▶ What is being asked:
Drop every picture and copy exactly the lines from the one with "What's the underlying" through the last line of the listing below.

▶ Input records:
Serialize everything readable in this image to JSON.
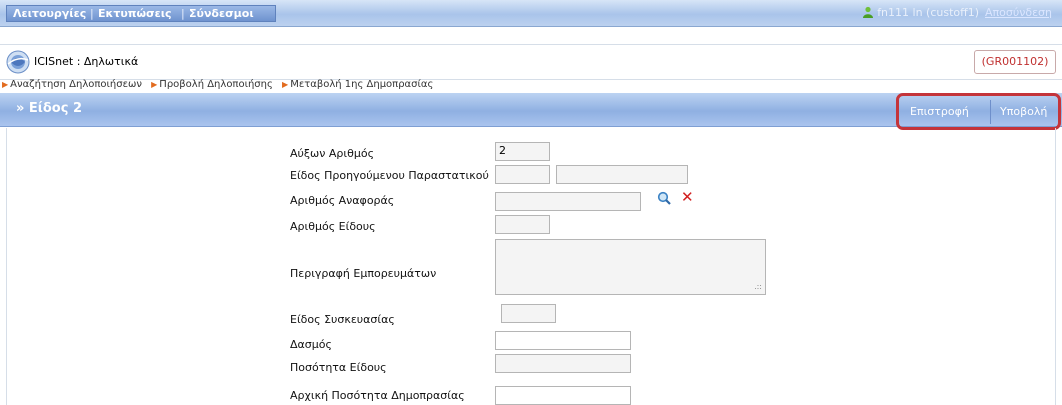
{
  "menu": {
    "items": [
      "Λειτουργίες",
      "Εκτυπώσεις",
      "Σύνδεσμοι"
    ]
  },
  "user": {
    "name": "fn111 ln (custoff1)",
    "logout": "Αποσύνδεση",
    "icon": "user-icon"
  },
  "app": {
    "title": "ICISnet : Δηλωτικά",
    "ref": "(GR001102)",
    "logo": "globe-icon"
  },
  "breadcrumb": {
    "items": [
      "Αναζήτηση Δηλοποιήσεων",
      "Προβολή Δηλοποιήσης",
      "Μεταβολή 1ης Δημοπρασίας"
    ]
  },
  "section": {
    "title": "» Είδος 2",
    "back_label": "Επιστροφή",
    "submit_label": "Υποβολή"
  },
  "form": {
    "serial_label": "Αύξων Αριθμός",
    "serial_value": "2",
    "prev_doc_label": "Είδος Προηγούμενου Παραστατικού",
    "ref_number_label": "Αριθμός Αναφοράς",
    "item_number_label": "Αριθμός Είδους",
    "goods_desc_label": "Περιγραφή Εμπορευμάτων",
    "packaging_label": "Είδος Συσκευασίας",
    "duty_label": "Δασμός",
    "quantity_label": "Ποσότητα Είδους",
    "initial_qty_label": "Αρχική Ποσότητα Δημοπρασίας"
  },
  "colors": {
    "highlight": "#c4343a",
    "ref_text": "#c03030",
    "breadcrumb_arrow": "#e26b1e",
    "delete_icon": "#d21f1f"
  }
}
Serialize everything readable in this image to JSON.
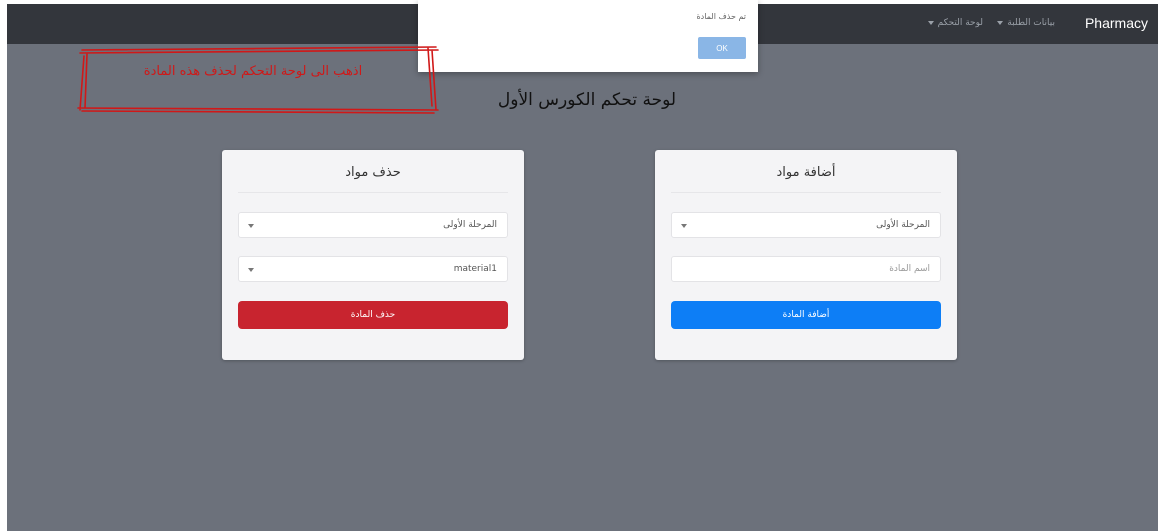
{
  "navbar": {
    "brand": "Pharmacy",
    "items": [
      {
        "label": "بيانات الطلبة"
      },
      {
        "label": "لوحة التحكم"
      }
    ]
  },
  "dialog": {
    "message": "تم حذف المادة",
    "ok_label": "OK"
  },
  "annotation": {
    "text": "اذهب الى لوحة التحكم لحذف هذه المادة",
    "color": "#d01818"
  },
  "page": {
    "title": "لوحة تحكم الكورس الأول"
  },
  "add_card": {
    "title": "أضافة مواد",
    "stage_select": "المرحلة الأولى",
    "name_placeholder": "أسم المادة",
    "button_label": "أضافة المادة"
  },
  "delete_card": {
    "title": "حذف مواد",
    "stage_select": "المرحلة الأولى",
    "material_select": "material1",
    "button_label": "حذف المادة"
  },
  "colors": {
    "navbar": "#33363c",
    "background": "#6c717b",
    "primary": "#0d7ef6",
    "danger": "#c8242f"
  }
}
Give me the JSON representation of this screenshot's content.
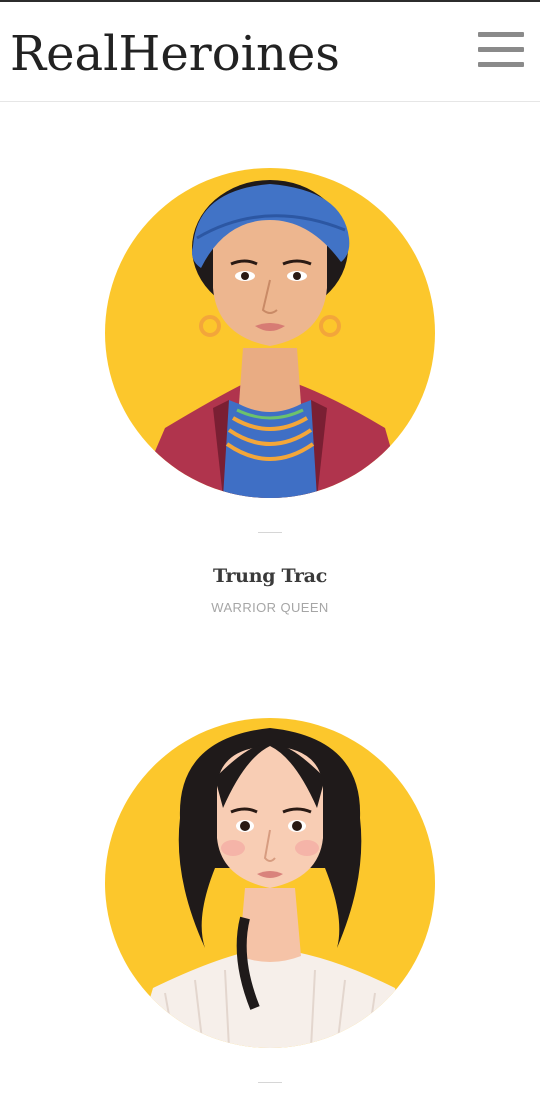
{
  "header": {
    "logo_part1": "Real",
    "logo_part2": "Heroines",
    "menu_icon": "hamburger-menu-icon"
  },
  "heroines": [
    {
      "name": "Trung Trac",
      "role": "WARRIOR QUEEN"
    }
  ],
  "colors": {
    "portrait_background": "#FCC72C",
    "text_dark": "#3a3a3a",
    "text_muted": "#a6a6a6",
    "menu_icon": "#8a8a8a"
  }
}
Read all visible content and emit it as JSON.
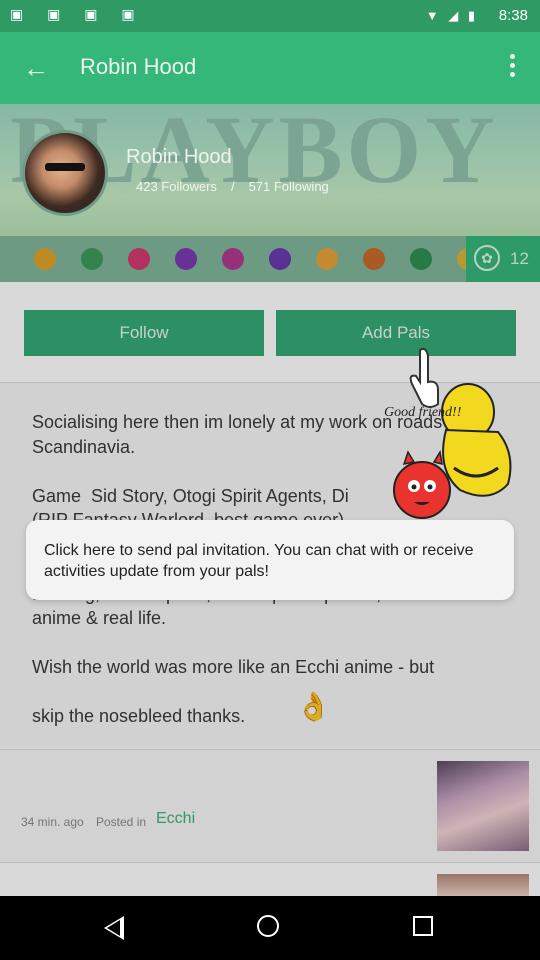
{
  "status_bar": {
    "time": "8:38"
  },
  "app_bar": {
    "title": "Robin Hood"
  },
  "cover": {
    "text": "PLAYBOY"
  },
  "profile": {
    "name": "Robin Hood",
    "followers": "423 Followers",
    "separator": "/",
    "following": "571 Following"
  },
  "badges": {
    "colors": [
      "#e0a42a",
      "#3c9a5a",
      "#d33a6f",
      "#7a3ab0",
      "#b03a8f",
      "#6a3ab0",
      "#e6a33a",
      "#c86a2a",
      "#2f8f53",
      "#d9b33a"
    ],
    "level": "12"
  },
  "actions": {
    "follow": "Follow",
    "add_pals": "Add Pals"
  },
  "bio": {
    "text": "Socialising here then im lonely at my work on roads in Scandinavia.\n\nGame  Sid Story, Otogi Spirit Agents, Di\n(RIP Fantasy Warlord, best game ever)\n\nLikes: Anime, Gaming, Cosplaying, Beer,\nBowling, Wintersports, Sex at public places, Ecchi\nanime & real life.\n\nWish the world was more like an Ecchi anime - but\n\nskip the nosebleed thanks."
  },
  "tooltip": {
    "message": "Click here to send pal invitation. You can chat with or receive activities update from your pals!",
    "mascot_caption": "Good friend!!"
  },
  "post": {
    "time": "34 min. ago",
    "posted_in": "Posted in",
    "category": "Ecchi"
  },
  "colors": {
    "accent": "#35b779",
    "status": "#2f9a63"
  }
}
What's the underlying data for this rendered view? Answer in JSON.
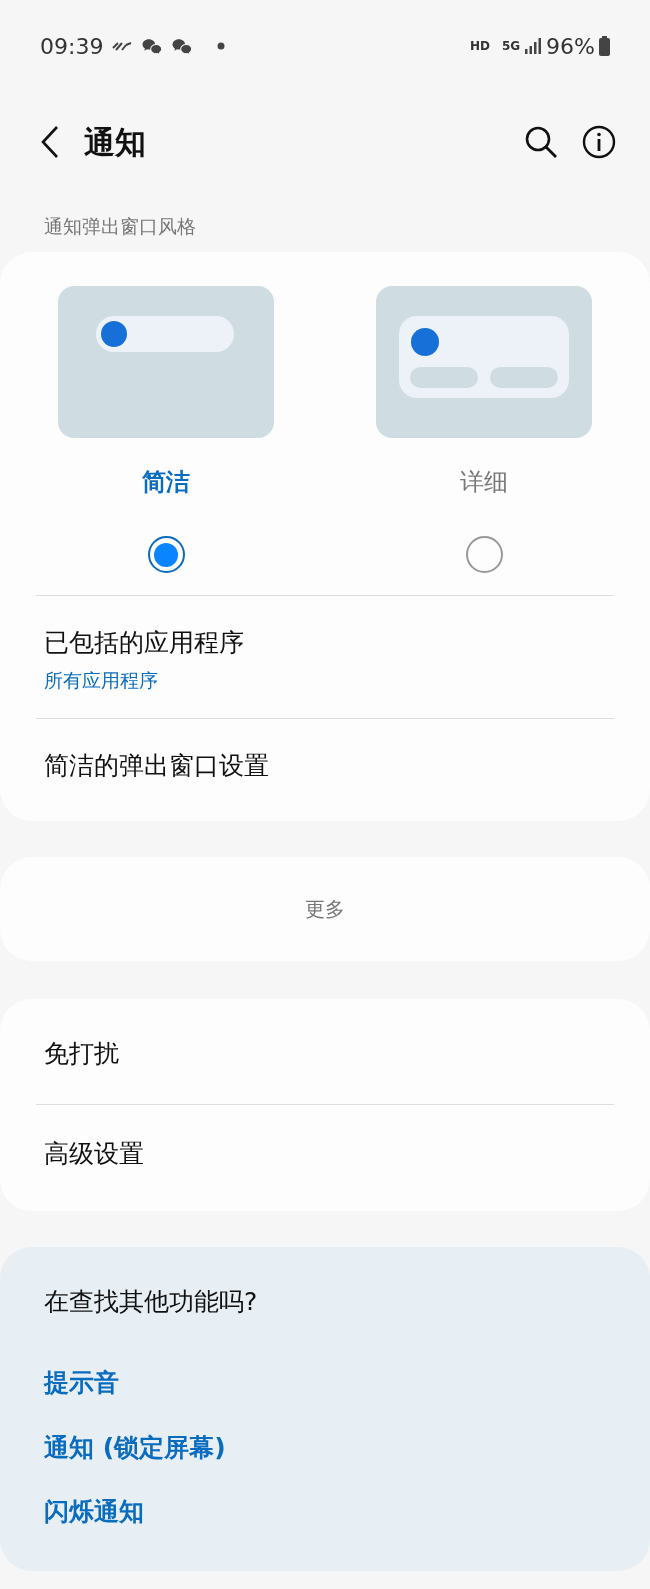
{
  "status_bar": {
    "time": "09:39",
    "network_badge": "HD",
    "network_type": "5G",
    "battery": "96%"
  },
  "header": {
    "title": "通知"
  },
  "popup_style": {
    "label": "通知弹出窗口风格",
    "options": [
      {
        "kind": "brief",
        "label": "简洁",
        "selected": true
      },
      {
        "kind": "detailed",
        "label": "详细",
        "selected": false
      }
    ],
    "items": [
      {
        "title": "已包括的应用程序",
        "subtitle": "所有应用程序"
      },
      {
        "title": "简洁的弹出窗口设置"
      }
    ]
  },
  "more_button": "更多",
  "settings": [
    {
      "title": "免打扰"
    },
    {
      "title": "高级设置"
    }
  ],
  "suggestions": {
    "title": "在查找其他功能吗?",
    "links": [
      "提示音",
      "通知 (锁定屏幕)",
      "闪烁通知"
    ]
  }
}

▶ Full response:
What's the underlying data for this rendered view? Answer in JSON.
{
  "status_bar": {
    "time": "09:39",
    "network_badge": "HD",
    "network_type": "5G",
    "battery": "96%"
  },
  "header": {
    "title": "通知"
  },
  "popup_style": {
    "label": "通知弹出窗口风格",
    "options": [
      {
        "kind": "brief",
        "label": "简洁",
        "selected": true
      },
      {
        "kind": "detailed",
        "label": "详细",
        "selected": false
      }
    ],
    "items": [
      {
        "title": "已包括的应用程序",
        "subtitle": "所有应用程序"
      },
      {
        "title": "简洁的弹出窗口设置"
      }
    ]
  },
  "more_button": "更多",
  "settings": [
    {
      "title": "免打扰"
    },
    {
      "title": "高级设置"
    }
  ],
  "suggestions": {
    "title": "在查找其他功能吗?",
    "links": [
      "提示音",
      "通知 (锁定屏幕)",
      "闪烁通知"
    ]
  }
}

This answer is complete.